• _Exercise details_
Which lines in the records below contain the word "ประกาศรายช"? Copy each of them.

• _Record excerpts_
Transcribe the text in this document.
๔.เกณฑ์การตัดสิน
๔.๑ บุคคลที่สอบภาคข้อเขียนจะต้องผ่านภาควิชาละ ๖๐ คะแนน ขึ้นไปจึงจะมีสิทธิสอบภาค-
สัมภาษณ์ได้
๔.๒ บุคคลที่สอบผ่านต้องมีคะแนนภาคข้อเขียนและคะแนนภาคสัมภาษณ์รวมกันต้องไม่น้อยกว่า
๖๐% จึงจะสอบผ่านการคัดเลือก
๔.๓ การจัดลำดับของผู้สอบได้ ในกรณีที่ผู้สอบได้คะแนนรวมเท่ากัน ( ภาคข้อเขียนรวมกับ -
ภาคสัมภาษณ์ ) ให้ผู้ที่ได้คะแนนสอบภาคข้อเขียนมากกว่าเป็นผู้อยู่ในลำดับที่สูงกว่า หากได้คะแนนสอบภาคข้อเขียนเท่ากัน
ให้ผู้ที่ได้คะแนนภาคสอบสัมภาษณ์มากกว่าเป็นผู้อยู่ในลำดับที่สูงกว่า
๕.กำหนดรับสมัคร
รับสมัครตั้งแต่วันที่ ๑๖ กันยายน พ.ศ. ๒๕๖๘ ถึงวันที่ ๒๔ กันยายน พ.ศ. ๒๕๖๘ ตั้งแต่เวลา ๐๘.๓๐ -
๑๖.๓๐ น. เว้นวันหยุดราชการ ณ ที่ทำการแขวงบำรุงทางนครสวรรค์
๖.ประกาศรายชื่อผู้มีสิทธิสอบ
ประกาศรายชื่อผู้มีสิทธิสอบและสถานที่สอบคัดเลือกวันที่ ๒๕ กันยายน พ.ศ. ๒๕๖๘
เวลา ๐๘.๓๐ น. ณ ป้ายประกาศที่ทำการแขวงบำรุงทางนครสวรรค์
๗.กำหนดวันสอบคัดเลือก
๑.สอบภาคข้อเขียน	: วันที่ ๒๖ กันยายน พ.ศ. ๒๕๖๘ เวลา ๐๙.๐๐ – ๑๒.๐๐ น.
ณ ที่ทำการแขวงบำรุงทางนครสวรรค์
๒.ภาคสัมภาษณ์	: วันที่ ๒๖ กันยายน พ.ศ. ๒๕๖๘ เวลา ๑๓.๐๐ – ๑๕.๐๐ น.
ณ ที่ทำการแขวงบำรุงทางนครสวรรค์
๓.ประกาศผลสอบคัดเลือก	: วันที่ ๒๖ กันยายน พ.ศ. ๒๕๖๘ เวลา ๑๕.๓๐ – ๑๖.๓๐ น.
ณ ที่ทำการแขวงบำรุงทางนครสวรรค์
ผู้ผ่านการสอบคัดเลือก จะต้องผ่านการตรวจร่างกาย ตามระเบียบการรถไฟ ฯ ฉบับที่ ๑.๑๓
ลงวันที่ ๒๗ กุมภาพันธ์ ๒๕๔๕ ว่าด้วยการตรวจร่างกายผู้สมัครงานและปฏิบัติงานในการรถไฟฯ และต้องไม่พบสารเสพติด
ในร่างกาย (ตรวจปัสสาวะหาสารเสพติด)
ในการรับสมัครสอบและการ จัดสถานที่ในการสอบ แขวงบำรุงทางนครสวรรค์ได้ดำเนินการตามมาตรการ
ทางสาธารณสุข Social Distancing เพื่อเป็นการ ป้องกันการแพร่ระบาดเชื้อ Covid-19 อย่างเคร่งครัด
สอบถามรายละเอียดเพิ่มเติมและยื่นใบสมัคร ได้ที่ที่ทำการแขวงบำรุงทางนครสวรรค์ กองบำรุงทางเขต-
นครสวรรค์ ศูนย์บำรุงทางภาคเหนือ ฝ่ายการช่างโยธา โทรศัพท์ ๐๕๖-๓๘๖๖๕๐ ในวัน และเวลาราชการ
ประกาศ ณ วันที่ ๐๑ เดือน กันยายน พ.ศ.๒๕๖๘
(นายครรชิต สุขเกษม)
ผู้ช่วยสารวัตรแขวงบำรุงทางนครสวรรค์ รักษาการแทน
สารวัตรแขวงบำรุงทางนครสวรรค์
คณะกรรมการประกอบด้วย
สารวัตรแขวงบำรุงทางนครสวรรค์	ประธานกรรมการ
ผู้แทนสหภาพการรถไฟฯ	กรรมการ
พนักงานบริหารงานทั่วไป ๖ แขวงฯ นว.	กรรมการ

• _Task solution_
๖.ประกาศรายชื่อผู้มีสิทธิสอบ
ประกาศรายชื่อผู้มีสิทธิสอบและสถานที่สอบคัดเลือกวันที่ ๒๕ กันยายน พ.ศ. ๒๕๖๘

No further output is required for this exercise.